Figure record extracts
++++++++++

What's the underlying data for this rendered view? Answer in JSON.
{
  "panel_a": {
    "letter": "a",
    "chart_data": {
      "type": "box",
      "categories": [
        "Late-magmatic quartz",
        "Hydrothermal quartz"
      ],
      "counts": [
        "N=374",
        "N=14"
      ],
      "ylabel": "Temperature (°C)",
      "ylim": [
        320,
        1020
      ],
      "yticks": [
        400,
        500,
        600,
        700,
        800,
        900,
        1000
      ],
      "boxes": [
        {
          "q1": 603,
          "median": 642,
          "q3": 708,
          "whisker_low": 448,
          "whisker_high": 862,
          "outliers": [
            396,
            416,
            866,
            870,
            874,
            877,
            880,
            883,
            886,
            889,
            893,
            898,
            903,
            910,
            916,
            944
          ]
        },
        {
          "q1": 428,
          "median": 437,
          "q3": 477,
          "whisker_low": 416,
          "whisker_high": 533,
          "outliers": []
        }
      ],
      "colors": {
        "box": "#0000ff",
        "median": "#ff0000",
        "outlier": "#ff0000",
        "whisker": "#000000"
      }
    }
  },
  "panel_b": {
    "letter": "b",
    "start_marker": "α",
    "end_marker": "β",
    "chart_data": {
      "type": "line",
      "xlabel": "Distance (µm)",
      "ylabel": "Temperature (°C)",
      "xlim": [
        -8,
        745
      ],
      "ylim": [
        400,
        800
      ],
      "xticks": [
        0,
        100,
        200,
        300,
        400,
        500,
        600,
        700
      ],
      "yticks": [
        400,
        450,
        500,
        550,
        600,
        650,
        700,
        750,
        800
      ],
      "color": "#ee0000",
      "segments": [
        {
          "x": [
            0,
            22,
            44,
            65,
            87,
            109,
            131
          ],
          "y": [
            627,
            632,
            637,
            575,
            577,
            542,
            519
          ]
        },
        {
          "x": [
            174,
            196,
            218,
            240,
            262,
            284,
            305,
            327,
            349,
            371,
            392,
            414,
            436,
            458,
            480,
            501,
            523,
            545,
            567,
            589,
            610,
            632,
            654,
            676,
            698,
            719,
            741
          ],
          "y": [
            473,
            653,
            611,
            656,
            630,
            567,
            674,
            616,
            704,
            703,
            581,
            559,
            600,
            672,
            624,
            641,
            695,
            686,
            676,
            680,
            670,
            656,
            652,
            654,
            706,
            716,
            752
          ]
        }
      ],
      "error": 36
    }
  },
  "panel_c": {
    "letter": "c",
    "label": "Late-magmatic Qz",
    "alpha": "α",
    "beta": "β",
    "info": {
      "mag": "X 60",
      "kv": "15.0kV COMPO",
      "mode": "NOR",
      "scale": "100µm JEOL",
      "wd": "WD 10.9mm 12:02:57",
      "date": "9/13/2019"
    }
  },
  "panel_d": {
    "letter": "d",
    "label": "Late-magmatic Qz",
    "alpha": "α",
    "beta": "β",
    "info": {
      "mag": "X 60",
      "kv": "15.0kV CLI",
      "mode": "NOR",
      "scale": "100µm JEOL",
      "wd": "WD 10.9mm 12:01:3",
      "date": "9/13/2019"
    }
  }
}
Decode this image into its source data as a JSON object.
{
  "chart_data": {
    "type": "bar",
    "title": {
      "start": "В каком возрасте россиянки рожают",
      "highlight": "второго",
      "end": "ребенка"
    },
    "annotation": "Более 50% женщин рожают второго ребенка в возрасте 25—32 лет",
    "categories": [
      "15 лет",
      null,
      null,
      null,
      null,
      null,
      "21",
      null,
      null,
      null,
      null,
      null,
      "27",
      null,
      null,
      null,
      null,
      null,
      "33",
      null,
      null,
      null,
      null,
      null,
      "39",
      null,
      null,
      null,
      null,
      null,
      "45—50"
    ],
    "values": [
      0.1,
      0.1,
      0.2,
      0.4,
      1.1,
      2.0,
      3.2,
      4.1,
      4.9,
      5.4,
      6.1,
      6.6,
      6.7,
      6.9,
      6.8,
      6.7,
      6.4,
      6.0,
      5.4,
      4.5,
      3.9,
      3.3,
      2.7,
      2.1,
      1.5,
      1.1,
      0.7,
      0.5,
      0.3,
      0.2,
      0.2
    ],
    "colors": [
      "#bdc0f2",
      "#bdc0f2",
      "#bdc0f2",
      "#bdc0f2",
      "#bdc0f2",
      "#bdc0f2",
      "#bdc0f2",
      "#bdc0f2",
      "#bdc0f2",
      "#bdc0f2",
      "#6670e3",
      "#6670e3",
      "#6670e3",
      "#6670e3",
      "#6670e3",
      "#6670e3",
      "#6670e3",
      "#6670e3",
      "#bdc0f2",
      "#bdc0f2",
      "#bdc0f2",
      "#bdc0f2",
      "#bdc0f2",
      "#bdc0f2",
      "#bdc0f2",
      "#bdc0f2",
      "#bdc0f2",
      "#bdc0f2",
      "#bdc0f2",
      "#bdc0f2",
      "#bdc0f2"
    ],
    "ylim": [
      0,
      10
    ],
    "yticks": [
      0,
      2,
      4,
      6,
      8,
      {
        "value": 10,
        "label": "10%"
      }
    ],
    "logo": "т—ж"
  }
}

++++++++++

Copy down the whole of the data above, matching it exactly.

_Response below_
What's the underlying data for this rendered view? Answer in JSON.
{
  "panel_a": {
    "letter": "a",
    "chart_data": {
      "type": "box",
      "categories": [
        "Late-magmatic quartz",
        "Hydrothermal quartz"
      ],
      "counts": [
        "N=374",
        "N=14"
      ],
      "ylabel": "Temperature (°C)",
      "ylim": [
        320,
        1020
      ],
      "yticks": [
        400,
        500,
        600,
        700,
        800,
        900,
        1000
      ],
      "boxes": [
        {
          "q1": 603,
          "median": 642,
          "q3": 708,
          "whisker_low": 448,
          "whisker_high": 862,
          "outliers": [
            396,
            416,
            866,
            870,
            874,
            877,
            880,
            883,
            886,
            889,
            893,
            898,
            903,
            910,
            916,
            944
          ]
        },
        {
          "q1": 428,
          "median": 437,
          "q3": 477,
          "whisker_low": 416,
          "whisker_high": 533,
          "outliers": []
        }
      ],
      "colors": {
        "box": "#0000ff",
        "median": "#ff0000",
        "outlier": "#ff0000",
        "whisker": "#000000"
      }
    }
  },
  "panel_b": {
    "letter": "b",
    "start_marker": "α",
    "end_marker": "β",
    "chart_data": {
      "type": "line",
      "xlabel": "Distance (µm)",
      "ylabel": "Temperature (°C)",
      "xlim": [
        -8,
        745
      ],
      "ylim": [
        400,
        800
      ],
      "xticks": [
        0,
        100,
        200,
        300,
        400,
        500,
        600,
        700
      ],
      "yticks": [
        400,
        450,
        500,
        550,
        600,
        650,
        700,
        750,
        800
      ],
      "color": "#ee0000",
      "segments": [
        {
          "x": [
            0,
            22,
            44,
            65,
            87,
            109,
            131
          ],
          "y": [
            627,
            632,
            637,
            575,
            577,
            542,
            519
          ]
        },
        {
          "x": [
            174,
            196,
            218,
            240,
            262,
            284,
            305,
            327,
            349,
            371,
            392,
            414,
            436,
            458,
            480,
            501,
            523,
            545,
            567,
            589,
            610,
            632,
            654,
            676,
            698,
            719,
            741
          ],
          "y": [
            473,
            653,
            611,
            656,
            630,
            567,
            674,
            616,
            704,
            703,
            581,
            559,
            600,
            672,
            624,
            641,
            695,
            686,
            676,
            680,
            670,
            656,
            652,
            654,
            706,
            716,
            752
          ]
        }
      ],
      "error": 36
    }
  },
  "panel_c": {
    "letter": "c",
    "label": "Late-magmatic Qz",
    "alpha": "α",
    "beta": "β",
    "info": {
      "mag": "X 60",
      "kv": "15.0kV COMPO",
      "mode": "NOR",
      "scale": "100µm JEOL",
      "wd": "WD 10.9mm 12:02:57",
      "date": "9/13/2019"
    }
  },
  "panel_d": {
    "letter": "d",
    "label": "Late-magmatic Qz",
    "alpha": "α",
    "beta": "β",
    "info": {
      "mag": "X 60",
      "kv": "15.0kV CLI",
      "mode": "NOR",
      "scale": "100µm JEOL",
      "wd": "WD 10.9mm 12:01:3",
      "date": "9/13/2019"
    }
  }
}
Decode this image into its source data as a JSON object.
{
  "chart_data": {
    "type": "bar",
    "title": {
      "start": "В каком возрасте россиянки рожают",
      "highlight": "второго",
      "end": "ребенка"
    },
    "annotation": "Более 50% женщин рожают второго ребенка в возрасте 25—32 лет",
    "categories": [
      "15 лет",
      null,
      null,
      null,
      null,
      null,
      "21",
      null,
      null,
      null,
      null,
      null,
      "27",
      null,
      null,
      null,
      null,
      null,
      "33",
      null,
      null,
      null,
      null,
      null,
      "39",
      null,
      null,
      null,
      null,
      null,
      "45—50"
    ],
    "values": [
      0.1,
      0.1,
      0.2,
      0.4,
      1.1,
      2.0,
      3.2,
      4.1,
      4.9,
      5.4,
      6.1,
      6.6,
      6.7,
      6.9,
      6.8,
      6.7,
      6.4,
      6.0,
      5.4,
      4.5,
      3.9,
      3.3,
      2.7,
      2.1,
      1.5,
      1.1,
      0.7,
      0.5,
      0.3,
      0.2,
      0.2
    ],
    "colors": [
      "#bdc0f2",
      "#bdc0f2",
      "#bdc0f2",
      "#bdc0f2",
      "#bdc0f2",
      "#bdc0f2",
      "#bdc0f2",
      "#bdc0f2",
      "#bdc0f2",
      "#bdc0f2",
      "#6670e3",
      "#6670e3",
      "#6670e3",
      "#6670e3",
      "#6670e3",
      "#6670e3",
      "#6670e3",
      "#6670e3",
      "#bdc0f2",
      "#bdc0f2",
      "#bdc0f2",
      "#bdc0f2",
      "#bdc0f2",
      "#bdc0f2",
      "#bdc0f2",
      "#bdc0f2",
      "#bdc0f2",
      "#bdc0f2",
      "#bdc0f2",
      "#bdc0f2",
      "#bdc0f2"
    ],
    "ylim": [
      0,
      10
    ],
    "yticks": [
      0,
      2,
      4,
      6,
      8,
      {
        "value": 10,
        "label": "10%"
      }
    ],
    "logo": "т—ж"
  }
}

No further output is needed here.